## START

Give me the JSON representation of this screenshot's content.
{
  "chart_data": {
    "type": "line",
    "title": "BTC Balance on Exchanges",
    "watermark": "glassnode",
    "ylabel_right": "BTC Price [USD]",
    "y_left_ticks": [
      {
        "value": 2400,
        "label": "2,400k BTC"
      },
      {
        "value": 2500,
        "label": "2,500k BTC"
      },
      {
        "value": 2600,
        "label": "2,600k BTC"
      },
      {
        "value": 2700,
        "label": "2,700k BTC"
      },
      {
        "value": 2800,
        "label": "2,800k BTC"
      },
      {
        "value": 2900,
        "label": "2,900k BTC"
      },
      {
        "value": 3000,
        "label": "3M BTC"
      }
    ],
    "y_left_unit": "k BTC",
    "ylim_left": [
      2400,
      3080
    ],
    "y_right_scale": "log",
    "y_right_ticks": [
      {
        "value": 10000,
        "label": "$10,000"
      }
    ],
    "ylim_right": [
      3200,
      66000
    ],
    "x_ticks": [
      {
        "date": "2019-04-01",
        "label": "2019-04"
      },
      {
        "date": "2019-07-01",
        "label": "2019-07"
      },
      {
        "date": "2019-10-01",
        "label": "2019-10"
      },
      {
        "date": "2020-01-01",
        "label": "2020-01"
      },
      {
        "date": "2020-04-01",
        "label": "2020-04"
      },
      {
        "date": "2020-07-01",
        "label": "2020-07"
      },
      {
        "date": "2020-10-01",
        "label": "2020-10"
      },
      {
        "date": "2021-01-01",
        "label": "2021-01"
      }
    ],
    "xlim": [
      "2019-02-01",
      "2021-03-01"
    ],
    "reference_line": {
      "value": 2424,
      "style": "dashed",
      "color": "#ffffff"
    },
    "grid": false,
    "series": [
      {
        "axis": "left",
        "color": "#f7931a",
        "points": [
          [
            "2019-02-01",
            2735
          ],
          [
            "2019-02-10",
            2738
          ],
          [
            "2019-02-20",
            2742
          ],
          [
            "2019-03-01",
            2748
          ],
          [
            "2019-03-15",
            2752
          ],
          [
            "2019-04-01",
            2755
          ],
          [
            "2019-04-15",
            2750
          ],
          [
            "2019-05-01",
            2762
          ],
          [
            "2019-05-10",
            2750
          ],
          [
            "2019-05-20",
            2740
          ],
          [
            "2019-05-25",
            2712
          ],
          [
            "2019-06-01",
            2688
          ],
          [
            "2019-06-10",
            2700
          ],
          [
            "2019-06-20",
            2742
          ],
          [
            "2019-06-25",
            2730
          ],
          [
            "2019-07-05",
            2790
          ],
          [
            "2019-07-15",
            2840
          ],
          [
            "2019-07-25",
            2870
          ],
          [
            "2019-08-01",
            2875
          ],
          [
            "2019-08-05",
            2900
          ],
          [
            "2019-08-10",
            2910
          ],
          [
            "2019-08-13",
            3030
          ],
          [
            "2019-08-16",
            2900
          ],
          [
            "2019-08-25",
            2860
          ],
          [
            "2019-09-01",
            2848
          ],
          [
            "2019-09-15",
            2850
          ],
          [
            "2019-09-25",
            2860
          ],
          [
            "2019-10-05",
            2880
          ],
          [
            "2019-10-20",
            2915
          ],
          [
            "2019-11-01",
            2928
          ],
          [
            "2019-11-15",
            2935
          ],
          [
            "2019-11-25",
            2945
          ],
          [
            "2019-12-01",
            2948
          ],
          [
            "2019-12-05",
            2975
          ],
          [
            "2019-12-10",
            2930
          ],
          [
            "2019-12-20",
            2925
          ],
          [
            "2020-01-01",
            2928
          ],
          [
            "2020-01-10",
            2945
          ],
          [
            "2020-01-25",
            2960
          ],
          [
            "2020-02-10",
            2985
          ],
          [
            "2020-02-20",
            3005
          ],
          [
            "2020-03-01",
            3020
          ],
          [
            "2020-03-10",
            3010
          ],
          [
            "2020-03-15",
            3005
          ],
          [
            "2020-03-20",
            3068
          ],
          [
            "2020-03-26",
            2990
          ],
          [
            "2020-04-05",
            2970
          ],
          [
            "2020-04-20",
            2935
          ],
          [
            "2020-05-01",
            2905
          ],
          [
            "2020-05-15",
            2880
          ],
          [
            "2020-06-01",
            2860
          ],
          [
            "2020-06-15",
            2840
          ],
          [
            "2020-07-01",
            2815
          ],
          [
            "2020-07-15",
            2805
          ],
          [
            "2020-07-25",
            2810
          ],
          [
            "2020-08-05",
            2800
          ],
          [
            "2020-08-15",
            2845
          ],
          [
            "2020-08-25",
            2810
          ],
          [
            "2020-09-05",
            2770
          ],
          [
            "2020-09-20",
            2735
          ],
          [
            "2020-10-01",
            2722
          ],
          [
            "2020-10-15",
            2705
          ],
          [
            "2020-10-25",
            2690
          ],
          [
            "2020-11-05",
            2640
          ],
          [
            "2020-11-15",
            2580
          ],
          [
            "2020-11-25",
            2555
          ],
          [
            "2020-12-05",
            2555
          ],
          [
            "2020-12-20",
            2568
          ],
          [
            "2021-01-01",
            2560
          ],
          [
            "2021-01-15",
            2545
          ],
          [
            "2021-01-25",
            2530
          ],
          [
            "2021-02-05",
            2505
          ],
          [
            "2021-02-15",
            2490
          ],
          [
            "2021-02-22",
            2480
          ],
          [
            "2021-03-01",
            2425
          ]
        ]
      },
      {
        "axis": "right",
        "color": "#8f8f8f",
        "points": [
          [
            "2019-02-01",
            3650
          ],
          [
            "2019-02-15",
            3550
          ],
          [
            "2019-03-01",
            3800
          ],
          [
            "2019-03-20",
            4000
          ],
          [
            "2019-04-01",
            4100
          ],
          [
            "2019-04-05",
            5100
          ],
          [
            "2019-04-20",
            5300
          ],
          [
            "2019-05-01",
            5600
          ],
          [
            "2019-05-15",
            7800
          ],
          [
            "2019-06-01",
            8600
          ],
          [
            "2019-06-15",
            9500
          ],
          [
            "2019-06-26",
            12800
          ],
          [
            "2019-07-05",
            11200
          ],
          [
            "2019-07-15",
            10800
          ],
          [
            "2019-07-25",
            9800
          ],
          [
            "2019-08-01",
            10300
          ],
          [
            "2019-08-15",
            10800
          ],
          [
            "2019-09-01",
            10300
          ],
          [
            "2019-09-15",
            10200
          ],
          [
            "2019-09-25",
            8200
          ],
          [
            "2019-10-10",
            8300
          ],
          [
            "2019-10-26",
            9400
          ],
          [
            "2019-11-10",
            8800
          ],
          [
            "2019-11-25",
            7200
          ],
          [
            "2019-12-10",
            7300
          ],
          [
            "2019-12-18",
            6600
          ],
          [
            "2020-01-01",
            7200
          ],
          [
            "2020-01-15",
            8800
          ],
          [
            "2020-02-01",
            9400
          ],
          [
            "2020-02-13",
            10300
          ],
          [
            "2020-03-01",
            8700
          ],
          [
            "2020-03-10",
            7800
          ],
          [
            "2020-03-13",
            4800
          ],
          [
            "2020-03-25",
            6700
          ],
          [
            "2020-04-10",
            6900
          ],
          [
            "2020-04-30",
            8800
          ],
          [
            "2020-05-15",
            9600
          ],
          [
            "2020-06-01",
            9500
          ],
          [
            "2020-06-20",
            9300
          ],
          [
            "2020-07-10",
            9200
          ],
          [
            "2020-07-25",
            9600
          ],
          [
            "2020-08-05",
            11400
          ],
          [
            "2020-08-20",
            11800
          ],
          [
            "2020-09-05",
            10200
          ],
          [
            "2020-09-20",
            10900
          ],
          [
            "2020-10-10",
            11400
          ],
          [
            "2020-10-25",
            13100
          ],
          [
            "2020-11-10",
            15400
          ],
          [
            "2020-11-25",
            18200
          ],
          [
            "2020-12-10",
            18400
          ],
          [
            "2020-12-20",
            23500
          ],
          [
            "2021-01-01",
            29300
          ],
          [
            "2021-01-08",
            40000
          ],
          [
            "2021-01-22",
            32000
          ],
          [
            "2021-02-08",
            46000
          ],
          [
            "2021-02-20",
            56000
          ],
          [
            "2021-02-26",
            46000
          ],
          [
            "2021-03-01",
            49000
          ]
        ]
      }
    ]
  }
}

## END

● What you will do
Lines that hold "date" are the ones to copy; find all of them.

● Result for this exercise
        "date": "2019-04-01",
        "date": "2019-07-01",
        "date": "2019-10-01",
        "date": "2020-01-01",
        "date": "2020-04-01",
        "date": "2020-07-01",
        "date": "2020-10-01",
        "date": "2021-01-01",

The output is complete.